[Data entries]

((

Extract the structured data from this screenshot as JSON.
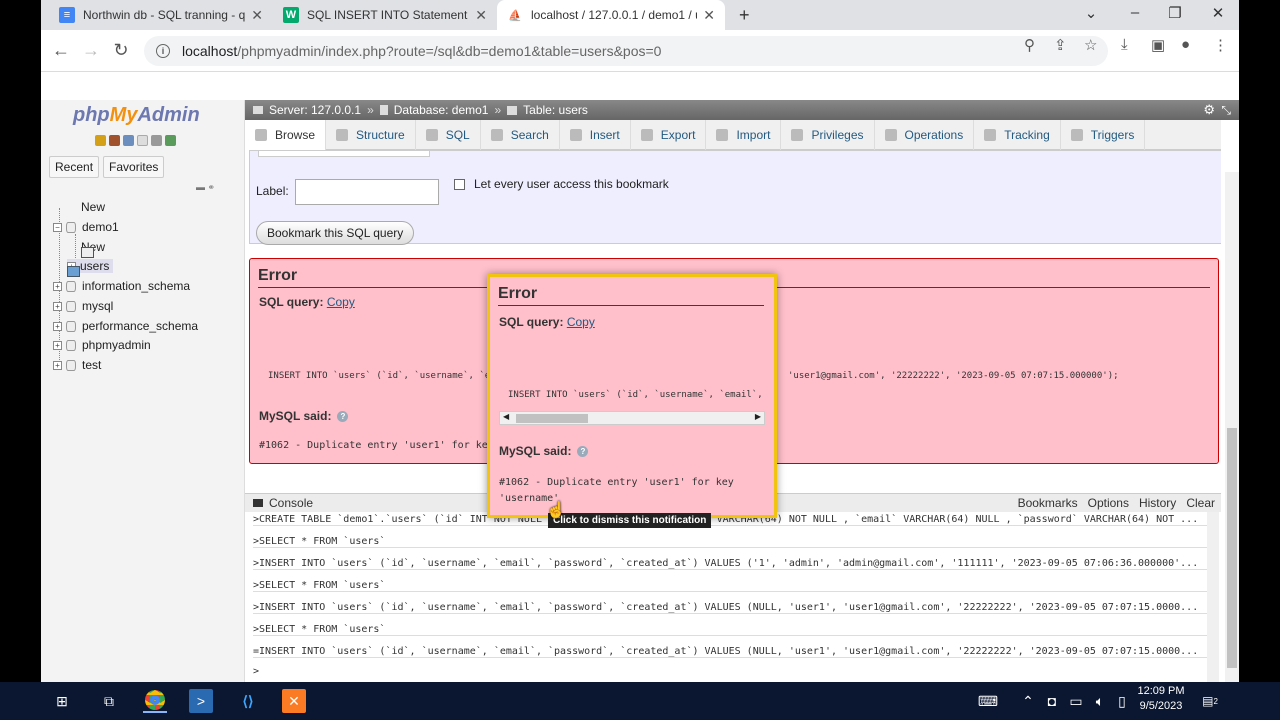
{
  "browser": {
    "tabs": [
      {
        "label": "Northwin db - SQL tranning - qu",
        "icon": "docs-icon",
        "active": false
      },
      {
        "label": "SQL INSERT INTO Statement",
        "icon": "w3schools-icon",
        "active": false
      },
      {
        "label": "localhost / 127.0.0.1 / demo1 / u",
        "icon": "phpmyadmin-icon",
        "active": true
      }
    ],
    "new_tab": "+",
    "url_host": "localhost",
    "url_path": "/phpmyadmin/index.php?route=/sql&db=demo1&table=users&pos=0"
  },
  "pma": {
    "logo": {
      "php": "php",
      "my": "My",
      "admin": "Admin"
    },
    "nav_tabs": [
      "Recent",
      "Favorites"
    ],
    "tree": {
      "new_label": "New",
      "db": "demo1",
      "db_new": "New",
      "table": "users",
      "others": [
        "information_schema",
        "mysql",
        "performance_schema",
        "phpmyadmin",
        "test"
      ]
    },
    "breadcrumb": {
      "server": "Server: 127.0.0.1",
      "database": "Database: demo1",
      "table": "Table: users",
      "sep": "»"
    },
    "tabs": [
      "Browse",
      "Structure",
      "SQL",
      "Search",
      "Insert",
      "Export",
      "Import",
      "Privileges",
      "Operations",
      "Tracking",
      "Triggers"
    ],
    "bookmark": {
      "label": "Label:",
      "checkbox_label": "Let every user access this bookmark",
      "button": "Bookmark this SQL query"
    },
    "error": {
      "title": "Error",
      "sql_query_label": "SQL query:",
      "copy": "Copy",
      "query_left": "INSERT INTO `users` (`id`, `username`, `e",
      "query_right": "'user1@gmail.com', '22222222', '2023-09-05 07:07:15.000000');",
      "mysql_said": "MySQL said:",
      "message_left": "#1062 - Duplicate entry 'user1' for ke"
    },
    "popup": {
      "title": "Error",
      "sql_query_label": "SQL query:",
      "copy": "Copy",
      "query": "INSERT INTO `users` (`id`, `username`, `email`,",
      "mysql_said": "MySQL said:",
      "message": "#1062 - Duplicate entry 'user1' for key 'username'",
      "tooltip": "Click to dismiss this notification"
    },
    "console": {
      "title": "Console",
      "links": [
        "Bookmarks",
        "Options",
        "History",
        "Clear"
      ],
      "lines": [
        ">CREATE TABLE `demo1`.`users` (`id` INT NOT NULL AUTO_INCREMENT , `username` VARCHAR(64) NOT NULL , `email` VARCHAR(64) NULL , `password` VARCHAR(64) NOT ...",
        ">SELECT * FROM `users`",
        ">INSERT INTO `users` (`id`, `username`, `email`, `password`, `created_at`) VALUES ('1', 'admin', 'admin@gmail.com', '111111', '2023-09-05 07:06:36.000000'...",
        ">SELECT * FROM `users`",
        ">INSERT INTO `users` (`id`, `username`, `email`, `password`, `created_at`) VALUES (NULL, 'user1', 'user1@gmail.com', '22222222', '2023-09-05 07:07:15.0000...",
        ">SELECT * FROM `users`",
        "=INSERT INTO `users` (`id`, `username`, `email`, `password`, `created_at`) VALUES (NULL, 'user1', 'user1@gmail.com', '22222222', '2023-09-05 07:07:15.0000...",
        ">"
      ]
    }
  },
  "taskbar": {
    "time": "12:09 PM",
    "date": "9/5/2023",
    "notification_count": "2"
  },
  "colors": {
    "error_bg": "#ffc0cb",
    "popup_border": "#f1c40f",
    "taskbar": "#0b1730",
    "link": "#235a81"
  }
}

))

Aim of the exercise
Report how many lines include the word "icon". Give nothing but the number.

Response
3